> Task objective
Rewrite everything from the start of the records down to the line containing "50, 38, 64]", replacing "x-tick-label" with "x-axis-label" and leaving all else unchanged.

[Bounding box entries]
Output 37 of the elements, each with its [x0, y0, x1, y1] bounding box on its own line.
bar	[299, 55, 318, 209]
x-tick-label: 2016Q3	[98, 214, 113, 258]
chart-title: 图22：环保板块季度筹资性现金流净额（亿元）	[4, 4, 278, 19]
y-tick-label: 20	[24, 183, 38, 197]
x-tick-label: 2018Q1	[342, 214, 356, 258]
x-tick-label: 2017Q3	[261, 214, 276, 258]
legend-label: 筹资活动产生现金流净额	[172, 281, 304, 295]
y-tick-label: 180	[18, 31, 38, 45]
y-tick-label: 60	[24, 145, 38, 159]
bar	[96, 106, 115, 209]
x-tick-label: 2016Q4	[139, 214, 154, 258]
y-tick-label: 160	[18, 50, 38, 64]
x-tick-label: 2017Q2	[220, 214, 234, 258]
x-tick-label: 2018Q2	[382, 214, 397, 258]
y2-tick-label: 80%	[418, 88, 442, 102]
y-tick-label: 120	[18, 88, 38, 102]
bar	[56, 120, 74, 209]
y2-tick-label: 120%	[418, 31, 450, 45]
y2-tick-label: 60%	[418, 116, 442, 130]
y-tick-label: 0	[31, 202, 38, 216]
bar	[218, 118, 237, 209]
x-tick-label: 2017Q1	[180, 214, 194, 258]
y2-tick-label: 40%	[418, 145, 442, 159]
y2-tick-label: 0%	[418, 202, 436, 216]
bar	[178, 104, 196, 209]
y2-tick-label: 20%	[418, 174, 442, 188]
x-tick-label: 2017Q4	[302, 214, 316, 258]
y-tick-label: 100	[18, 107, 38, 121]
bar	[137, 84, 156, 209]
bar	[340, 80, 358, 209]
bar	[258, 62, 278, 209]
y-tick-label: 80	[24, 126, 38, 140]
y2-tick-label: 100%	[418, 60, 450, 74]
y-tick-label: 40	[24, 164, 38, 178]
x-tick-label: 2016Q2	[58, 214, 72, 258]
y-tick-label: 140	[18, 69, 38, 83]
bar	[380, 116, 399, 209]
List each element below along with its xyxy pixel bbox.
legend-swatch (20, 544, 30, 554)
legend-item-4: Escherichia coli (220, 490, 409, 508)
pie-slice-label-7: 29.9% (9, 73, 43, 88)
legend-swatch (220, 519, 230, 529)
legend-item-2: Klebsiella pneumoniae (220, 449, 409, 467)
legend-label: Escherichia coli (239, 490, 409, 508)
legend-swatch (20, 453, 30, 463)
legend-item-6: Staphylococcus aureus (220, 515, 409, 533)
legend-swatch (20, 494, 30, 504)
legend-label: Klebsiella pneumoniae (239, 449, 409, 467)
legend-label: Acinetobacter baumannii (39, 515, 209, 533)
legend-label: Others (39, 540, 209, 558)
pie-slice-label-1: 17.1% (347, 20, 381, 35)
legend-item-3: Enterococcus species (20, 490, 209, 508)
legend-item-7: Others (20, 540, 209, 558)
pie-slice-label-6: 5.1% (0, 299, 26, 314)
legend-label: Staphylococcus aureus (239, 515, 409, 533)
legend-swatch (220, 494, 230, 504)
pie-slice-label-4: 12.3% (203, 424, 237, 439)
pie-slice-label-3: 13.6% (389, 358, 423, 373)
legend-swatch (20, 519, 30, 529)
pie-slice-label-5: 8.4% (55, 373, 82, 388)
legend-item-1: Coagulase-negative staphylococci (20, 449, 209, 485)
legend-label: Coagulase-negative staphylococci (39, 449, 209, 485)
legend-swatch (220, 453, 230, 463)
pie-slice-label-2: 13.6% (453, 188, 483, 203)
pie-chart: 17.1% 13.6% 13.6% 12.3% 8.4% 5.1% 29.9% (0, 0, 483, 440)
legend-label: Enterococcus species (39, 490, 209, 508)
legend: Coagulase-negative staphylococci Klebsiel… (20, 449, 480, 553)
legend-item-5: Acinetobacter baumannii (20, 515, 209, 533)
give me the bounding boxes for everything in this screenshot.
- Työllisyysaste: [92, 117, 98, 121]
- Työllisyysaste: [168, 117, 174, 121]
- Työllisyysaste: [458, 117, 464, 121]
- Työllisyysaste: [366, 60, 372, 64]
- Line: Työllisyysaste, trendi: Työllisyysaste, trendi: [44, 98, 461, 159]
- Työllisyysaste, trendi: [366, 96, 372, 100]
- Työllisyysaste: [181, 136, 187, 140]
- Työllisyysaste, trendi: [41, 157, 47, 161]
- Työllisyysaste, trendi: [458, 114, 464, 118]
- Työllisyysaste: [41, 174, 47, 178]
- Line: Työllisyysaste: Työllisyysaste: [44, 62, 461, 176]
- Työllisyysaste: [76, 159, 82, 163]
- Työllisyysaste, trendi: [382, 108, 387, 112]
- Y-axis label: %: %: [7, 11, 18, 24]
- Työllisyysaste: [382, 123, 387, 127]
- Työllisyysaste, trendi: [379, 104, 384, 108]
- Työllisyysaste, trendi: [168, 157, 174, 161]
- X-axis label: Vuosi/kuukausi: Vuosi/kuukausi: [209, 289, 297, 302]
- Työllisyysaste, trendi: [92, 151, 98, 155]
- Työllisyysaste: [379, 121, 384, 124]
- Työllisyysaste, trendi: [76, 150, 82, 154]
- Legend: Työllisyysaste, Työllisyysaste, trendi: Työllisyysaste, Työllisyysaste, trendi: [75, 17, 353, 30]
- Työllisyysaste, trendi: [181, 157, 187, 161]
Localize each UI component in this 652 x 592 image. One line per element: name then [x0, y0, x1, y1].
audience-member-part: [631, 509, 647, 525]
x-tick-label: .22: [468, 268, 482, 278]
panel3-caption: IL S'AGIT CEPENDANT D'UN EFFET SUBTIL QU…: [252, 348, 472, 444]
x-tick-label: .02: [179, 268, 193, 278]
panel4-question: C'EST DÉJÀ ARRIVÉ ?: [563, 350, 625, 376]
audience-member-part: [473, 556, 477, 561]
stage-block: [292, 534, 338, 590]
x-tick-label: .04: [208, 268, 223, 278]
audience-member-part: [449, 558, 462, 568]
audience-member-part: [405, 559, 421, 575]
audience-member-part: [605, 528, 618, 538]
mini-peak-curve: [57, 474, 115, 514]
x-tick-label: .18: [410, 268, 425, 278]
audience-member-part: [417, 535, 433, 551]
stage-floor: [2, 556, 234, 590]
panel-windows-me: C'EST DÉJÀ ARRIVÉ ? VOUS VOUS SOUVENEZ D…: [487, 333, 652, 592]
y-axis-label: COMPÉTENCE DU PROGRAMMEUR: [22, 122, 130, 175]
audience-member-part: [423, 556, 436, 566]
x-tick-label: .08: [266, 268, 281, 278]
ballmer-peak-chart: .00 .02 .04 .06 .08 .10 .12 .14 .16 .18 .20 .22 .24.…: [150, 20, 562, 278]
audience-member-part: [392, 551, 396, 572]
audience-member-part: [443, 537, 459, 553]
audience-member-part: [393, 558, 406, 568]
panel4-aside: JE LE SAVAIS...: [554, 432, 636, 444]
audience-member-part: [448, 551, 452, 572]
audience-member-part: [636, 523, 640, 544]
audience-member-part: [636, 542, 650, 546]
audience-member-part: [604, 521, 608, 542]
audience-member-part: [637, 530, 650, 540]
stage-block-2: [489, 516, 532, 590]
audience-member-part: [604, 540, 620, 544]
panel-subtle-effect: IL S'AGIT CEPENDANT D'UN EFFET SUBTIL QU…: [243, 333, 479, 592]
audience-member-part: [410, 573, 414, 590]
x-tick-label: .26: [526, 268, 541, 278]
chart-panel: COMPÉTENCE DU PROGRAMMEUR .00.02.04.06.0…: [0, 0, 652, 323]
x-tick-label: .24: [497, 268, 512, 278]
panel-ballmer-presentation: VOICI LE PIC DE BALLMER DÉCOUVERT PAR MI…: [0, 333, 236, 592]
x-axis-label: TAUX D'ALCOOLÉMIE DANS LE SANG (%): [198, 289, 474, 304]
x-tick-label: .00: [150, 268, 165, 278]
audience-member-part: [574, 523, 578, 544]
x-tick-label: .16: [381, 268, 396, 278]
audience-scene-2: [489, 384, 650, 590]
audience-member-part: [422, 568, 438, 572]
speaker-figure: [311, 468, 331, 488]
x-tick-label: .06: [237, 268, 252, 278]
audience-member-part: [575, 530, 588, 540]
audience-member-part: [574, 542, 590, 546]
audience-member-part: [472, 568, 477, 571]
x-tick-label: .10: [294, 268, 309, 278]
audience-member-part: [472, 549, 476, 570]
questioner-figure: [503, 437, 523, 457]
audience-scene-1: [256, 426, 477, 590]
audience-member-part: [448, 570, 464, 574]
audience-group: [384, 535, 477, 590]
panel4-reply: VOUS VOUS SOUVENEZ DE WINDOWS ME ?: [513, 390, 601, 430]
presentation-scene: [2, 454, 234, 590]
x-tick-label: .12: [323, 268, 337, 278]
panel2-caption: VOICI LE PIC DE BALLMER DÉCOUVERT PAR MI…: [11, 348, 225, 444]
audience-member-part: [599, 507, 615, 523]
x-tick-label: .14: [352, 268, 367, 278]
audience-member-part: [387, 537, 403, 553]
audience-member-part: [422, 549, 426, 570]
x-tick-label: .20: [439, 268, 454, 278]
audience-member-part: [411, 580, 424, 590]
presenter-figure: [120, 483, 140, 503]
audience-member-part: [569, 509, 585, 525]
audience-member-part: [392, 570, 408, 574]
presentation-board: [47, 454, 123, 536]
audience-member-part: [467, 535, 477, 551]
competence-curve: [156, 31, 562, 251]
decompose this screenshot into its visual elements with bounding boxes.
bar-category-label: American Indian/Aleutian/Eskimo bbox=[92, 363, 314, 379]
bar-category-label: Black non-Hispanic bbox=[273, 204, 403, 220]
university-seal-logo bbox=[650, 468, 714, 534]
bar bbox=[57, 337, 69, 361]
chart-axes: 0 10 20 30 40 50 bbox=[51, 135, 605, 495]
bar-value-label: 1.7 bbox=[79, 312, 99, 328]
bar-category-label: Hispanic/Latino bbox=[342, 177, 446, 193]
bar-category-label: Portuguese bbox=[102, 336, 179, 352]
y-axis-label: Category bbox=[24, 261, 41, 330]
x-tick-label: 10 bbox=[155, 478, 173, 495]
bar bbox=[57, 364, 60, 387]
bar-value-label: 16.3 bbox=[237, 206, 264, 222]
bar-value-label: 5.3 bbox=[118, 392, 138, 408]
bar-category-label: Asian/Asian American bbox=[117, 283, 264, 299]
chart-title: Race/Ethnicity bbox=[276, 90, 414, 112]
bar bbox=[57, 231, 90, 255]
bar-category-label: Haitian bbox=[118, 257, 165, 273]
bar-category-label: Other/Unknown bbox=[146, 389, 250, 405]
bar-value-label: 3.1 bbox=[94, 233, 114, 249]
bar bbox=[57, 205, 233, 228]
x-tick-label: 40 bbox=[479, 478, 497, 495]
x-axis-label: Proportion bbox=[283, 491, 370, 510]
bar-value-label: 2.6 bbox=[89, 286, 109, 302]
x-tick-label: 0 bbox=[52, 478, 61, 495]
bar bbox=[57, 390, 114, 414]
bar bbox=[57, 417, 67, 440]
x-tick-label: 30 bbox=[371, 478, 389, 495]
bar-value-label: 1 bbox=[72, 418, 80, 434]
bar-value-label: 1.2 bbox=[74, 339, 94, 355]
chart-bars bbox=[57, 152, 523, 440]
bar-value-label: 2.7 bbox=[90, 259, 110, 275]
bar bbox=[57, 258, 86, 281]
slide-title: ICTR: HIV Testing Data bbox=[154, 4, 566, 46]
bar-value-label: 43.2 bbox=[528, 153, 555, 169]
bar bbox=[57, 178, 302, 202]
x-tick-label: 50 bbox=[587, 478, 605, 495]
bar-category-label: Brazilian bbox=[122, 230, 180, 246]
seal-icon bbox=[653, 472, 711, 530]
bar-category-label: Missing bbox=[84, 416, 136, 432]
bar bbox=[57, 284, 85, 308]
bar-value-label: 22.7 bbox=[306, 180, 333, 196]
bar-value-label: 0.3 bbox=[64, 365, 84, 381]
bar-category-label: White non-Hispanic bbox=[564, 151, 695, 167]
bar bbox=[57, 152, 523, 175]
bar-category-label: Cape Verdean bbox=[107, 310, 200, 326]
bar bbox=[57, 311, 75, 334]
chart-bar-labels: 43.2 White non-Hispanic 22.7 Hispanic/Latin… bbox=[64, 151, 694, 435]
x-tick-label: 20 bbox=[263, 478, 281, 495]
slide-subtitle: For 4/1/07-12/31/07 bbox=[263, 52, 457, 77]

> Output below
Output 37 of the elements, each with its [x0, y0, x1, y1] bounding box on its own line.
bar	[299, 55, 318, 209]
x-axis-label: 2016Q3	[98, 214, 113, 258]
chart-title: 图22：环保板块季度筹资性现金流净额（亿元）	[4, 4, 278, 19]
y-tick-label: 20	[24, 183, 38, 197]
x-axis-label: 2018Q1	[342, 214, 356, 258]
x-axis-label: 2017Q3	[261, 214, 276, 258]
legend-label: 筹资活动产生现金流净额	[172, 281, 304, 295]
y-tick-label: 180	[18, 31, 38, 45]
y-tick-label: 60	[24, 145, 38, 159]
bar	[96, 106, 115, 209]
x-axis-label: 2016Q4	[139, 214, 154, 258]
y-tick-label: 160	[18, 50, 38, 64]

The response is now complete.